For the data below, work out how many lines include the string "More" and report only the number.

^^^^^^^^

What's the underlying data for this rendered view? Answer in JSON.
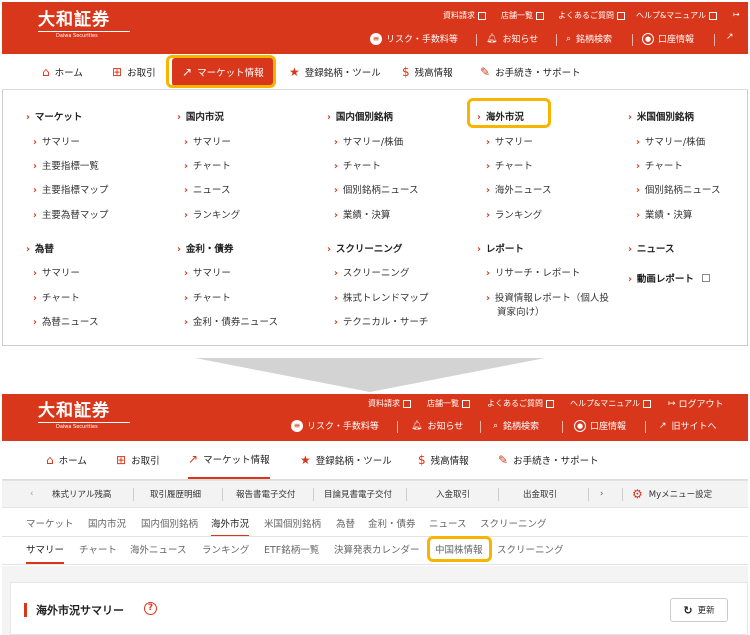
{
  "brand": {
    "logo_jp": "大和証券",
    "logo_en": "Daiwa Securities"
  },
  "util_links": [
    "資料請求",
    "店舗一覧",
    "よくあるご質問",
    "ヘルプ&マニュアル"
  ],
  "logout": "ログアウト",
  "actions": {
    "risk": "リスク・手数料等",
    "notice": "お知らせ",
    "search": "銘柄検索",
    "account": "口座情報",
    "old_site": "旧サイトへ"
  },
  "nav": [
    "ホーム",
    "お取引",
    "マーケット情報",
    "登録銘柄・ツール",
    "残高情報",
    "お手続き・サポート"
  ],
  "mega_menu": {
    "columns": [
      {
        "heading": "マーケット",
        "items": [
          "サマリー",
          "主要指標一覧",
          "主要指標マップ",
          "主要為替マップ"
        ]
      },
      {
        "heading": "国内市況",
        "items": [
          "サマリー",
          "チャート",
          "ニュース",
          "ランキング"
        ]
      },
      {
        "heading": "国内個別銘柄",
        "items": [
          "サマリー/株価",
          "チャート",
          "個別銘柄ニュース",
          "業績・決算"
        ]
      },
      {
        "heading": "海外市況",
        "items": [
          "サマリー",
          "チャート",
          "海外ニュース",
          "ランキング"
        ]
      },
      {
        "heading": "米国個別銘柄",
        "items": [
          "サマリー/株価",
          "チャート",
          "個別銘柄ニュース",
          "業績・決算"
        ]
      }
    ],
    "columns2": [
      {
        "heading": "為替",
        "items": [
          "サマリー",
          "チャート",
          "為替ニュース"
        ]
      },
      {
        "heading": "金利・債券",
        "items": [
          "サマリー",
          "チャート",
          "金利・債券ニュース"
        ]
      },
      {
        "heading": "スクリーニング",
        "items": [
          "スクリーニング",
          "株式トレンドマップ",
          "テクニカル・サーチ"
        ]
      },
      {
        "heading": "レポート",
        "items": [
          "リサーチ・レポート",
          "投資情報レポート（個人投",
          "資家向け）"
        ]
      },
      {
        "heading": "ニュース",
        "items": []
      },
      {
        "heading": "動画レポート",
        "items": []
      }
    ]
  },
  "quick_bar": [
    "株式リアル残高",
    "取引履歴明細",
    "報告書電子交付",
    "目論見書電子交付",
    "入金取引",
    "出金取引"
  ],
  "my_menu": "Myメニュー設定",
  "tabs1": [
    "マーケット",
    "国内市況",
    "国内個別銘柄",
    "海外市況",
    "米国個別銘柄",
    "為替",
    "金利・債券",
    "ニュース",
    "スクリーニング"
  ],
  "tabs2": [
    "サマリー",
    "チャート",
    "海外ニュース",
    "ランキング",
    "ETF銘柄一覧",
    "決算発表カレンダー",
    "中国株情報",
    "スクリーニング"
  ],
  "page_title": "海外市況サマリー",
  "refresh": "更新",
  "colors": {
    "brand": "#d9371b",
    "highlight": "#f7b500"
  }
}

^^^^^^^^

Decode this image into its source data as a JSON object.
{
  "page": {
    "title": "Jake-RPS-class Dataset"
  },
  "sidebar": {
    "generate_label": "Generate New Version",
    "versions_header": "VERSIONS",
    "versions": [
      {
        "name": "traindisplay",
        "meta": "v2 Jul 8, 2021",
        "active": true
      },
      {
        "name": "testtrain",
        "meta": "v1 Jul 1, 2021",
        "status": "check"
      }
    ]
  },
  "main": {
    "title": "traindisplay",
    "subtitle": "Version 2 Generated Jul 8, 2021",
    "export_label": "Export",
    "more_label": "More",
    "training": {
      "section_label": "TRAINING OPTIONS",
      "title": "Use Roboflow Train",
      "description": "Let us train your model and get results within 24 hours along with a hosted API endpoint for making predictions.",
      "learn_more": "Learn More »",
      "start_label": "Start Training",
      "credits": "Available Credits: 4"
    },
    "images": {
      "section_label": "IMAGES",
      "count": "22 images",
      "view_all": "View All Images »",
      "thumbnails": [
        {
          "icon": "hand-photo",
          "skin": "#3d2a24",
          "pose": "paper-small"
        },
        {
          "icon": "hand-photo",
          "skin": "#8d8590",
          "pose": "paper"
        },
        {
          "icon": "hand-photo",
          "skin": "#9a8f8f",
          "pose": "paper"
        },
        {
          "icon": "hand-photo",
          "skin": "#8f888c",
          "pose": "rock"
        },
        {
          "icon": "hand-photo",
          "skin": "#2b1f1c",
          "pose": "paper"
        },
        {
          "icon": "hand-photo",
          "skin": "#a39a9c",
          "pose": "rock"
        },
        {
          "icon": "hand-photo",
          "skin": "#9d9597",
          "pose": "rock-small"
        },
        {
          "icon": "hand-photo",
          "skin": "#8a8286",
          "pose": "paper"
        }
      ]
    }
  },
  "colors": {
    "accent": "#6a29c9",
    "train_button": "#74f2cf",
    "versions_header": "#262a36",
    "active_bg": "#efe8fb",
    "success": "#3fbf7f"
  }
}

^^^^^^^^

▶ **Result for this exercise**: 2